To do — Output the data that follows exactly, line for line.
☆ ☆ ☆ ☆ ☆ ☆ ☆
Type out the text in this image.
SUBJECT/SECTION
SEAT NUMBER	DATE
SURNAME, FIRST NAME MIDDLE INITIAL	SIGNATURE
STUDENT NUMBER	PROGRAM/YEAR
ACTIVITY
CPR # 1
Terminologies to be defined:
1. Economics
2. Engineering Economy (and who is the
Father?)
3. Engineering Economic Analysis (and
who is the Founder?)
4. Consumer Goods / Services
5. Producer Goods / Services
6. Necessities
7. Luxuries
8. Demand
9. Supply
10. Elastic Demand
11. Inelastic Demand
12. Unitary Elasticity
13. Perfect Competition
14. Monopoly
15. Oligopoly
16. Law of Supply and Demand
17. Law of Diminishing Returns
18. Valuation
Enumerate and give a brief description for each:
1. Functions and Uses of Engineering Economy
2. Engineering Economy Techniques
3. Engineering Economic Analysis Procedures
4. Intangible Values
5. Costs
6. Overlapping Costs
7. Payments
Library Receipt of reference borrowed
☆ ☆ ☆ ☆ ☆ ☆ ☆
Task result —
Type out the text in this image.
SUBJECT/SECTION
SEAT NUMBER	DATE
SURNAME, FIRST NAME MIDDLE INITIAL	SIGNATURE
STUDENT NUMBER	PROGRAM/YEAR
ACTIVITY
CPR # 1
Terminologies to be defined:
1. Economics
2. Engineering Economy (and who is the
Father?)
3. Engineering Economic Analysis (and
who is the Founder?)
4. Consumer Goods / Services
5. Producer Goods / Services
6. Necessities
7. Luxuries
8. Demand
9. Supply
10. Elastic Demand
11. Inelastic Demand
12. Unitary Elasticity
13. Perfect Competition
14. Monopoly
15. Oligopoly
16. Law of Supply and Demand
17. Law of Diminishing Returns
18. Valuation
Enumerate and give a brief description for each:
1. Functions and Uses of Engineering Economy
2. Engineering Economy Techniques
3. Engineering Economic Analysis Procedures
4. Intangible Values
5. Costs
6. Overlapping Costs
7. Payments
Library Receipt of reference borrowed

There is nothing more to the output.